Description of the task: Would you print all of the entries word for word?

Record excerpts:
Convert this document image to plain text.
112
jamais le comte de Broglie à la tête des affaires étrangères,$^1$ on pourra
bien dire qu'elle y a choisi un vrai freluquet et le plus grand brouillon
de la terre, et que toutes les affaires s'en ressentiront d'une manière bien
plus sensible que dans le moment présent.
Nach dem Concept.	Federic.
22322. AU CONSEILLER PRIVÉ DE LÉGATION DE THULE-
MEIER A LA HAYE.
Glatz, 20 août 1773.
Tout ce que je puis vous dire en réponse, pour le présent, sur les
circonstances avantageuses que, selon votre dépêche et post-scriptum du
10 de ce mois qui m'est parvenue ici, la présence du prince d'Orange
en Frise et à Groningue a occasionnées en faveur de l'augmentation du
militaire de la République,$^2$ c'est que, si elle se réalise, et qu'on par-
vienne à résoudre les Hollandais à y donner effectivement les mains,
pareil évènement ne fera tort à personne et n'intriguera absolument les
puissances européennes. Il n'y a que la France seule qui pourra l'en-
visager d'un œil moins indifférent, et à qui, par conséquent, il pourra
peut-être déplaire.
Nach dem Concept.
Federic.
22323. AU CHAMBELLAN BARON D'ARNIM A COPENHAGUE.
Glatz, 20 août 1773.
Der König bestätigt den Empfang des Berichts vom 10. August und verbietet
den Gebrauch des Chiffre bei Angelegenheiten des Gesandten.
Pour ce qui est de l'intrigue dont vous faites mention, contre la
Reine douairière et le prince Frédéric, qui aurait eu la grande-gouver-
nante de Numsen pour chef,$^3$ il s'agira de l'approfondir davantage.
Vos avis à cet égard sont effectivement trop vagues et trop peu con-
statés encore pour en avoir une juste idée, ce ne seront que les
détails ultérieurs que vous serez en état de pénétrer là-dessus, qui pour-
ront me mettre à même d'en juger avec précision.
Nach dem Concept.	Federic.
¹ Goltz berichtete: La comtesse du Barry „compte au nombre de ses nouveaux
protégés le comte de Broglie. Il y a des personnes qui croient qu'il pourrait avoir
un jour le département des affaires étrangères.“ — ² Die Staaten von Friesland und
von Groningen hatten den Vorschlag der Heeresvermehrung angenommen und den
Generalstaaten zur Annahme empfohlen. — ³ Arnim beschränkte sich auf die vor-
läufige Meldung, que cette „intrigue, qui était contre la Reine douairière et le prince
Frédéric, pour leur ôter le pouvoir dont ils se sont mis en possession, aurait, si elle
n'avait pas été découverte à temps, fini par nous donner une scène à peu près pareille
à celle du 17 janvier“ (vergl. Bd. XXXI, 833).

Written answer:
Convert this document image to plain text.
112
jamais le comte de Broglie à la tête des affaires étrangères,$^1$ on pourra
bien dire qu'elle y a choisi un vrai freluquet et le plus grand brouillon
de la terre, et que toutes les affaires s'en ressentiront d'une manière bien
plus sensible que dans le moment présent.
Nach dem Concept.	Federic.
22322. AU CONSEILLER PRIVÉ DE LÉGATION DE THULE-
MEIER A LA HAYE.
Glatz, 20 août 1773.
Tout ce que je puis vous dire en réponse, pour le présent, sur les
circonstances avantageuses que, selon votre dépêche et post-scriptum du
10 de ce mois qui m'est parvenue ici, la présence du prince d'Orange
en Frise et à Groningue a occasionnées en faveur de l'augmentation du
militaire de la République,$^2$ c'est que, si elle se réalise, et qu'on par-
vienne à résoudre les Hollandais à y donner effectivement les mains,
pareil évènement ne fera tort à personne et n'intriguera absolument les
puissances européennes. Il n'y a que la France seule qui pourra l'en-
visager d'un œil moins indifférent, et à qui, par conséquent, il pourra
peut-être déplaire.
Nach dem Concept.
Federic.
22323. AU CHAMBELLAN BARON D'ARNIM A COPENHAGUE.
Glatz, 20 août 1773.
Der König bestätigt den Empfang des Berichts vom 10. August und verbietet
den Gebrauch des Chiffre bei Angelegenheiten des Gesandten.
Pour ce qui est de l'intrigue dont vous faites mention, contre la
Reine douairière et le prince Frédéric, qui aurait eu la grande-gouver-
nante de Numsen pour chef,$^3$ il s'agira de l'approfondir davantage.
Vos avis à cet égard sont effectivement trop vagues et trop peu con-
statés encore pour en avoir une juste idée, ce ne seront que les
détails ultérieurs que vous serez en état de pénétrer là-dessus, qui pour-
ront me mettre à même d'en juger avec précision.
Nach dem Concept.	Federic.
¹ Goltz berichtete: La comtesse du Barry „compte au nombre de ses nouveaux
protégés le comte de Broglie. Il y a des personnes qui croient qu'il pourrait avoir
un jour le département des affaires étrangères.“ — ² Die Staaten von Friesland und
von Groningen hatten den Vorschlag der Heeresvermehrung angenommen und den
Generalstaaten zur Annahme empfohlen. — ³ Arnim beschränkte sich auf die vor-
läufige Meldung, que cette „intrigue, qui était contre la Reine douairière et le prince
Frédéric, pour leur ôter le pouvoir dont ils se sont mis en possession, aurait, si elle
n'avait pas été découverte à temps, fini par nous donner une scène à peu près pareille
à celle du 17 janvier“ (vergl. Bd. XXXI, 833).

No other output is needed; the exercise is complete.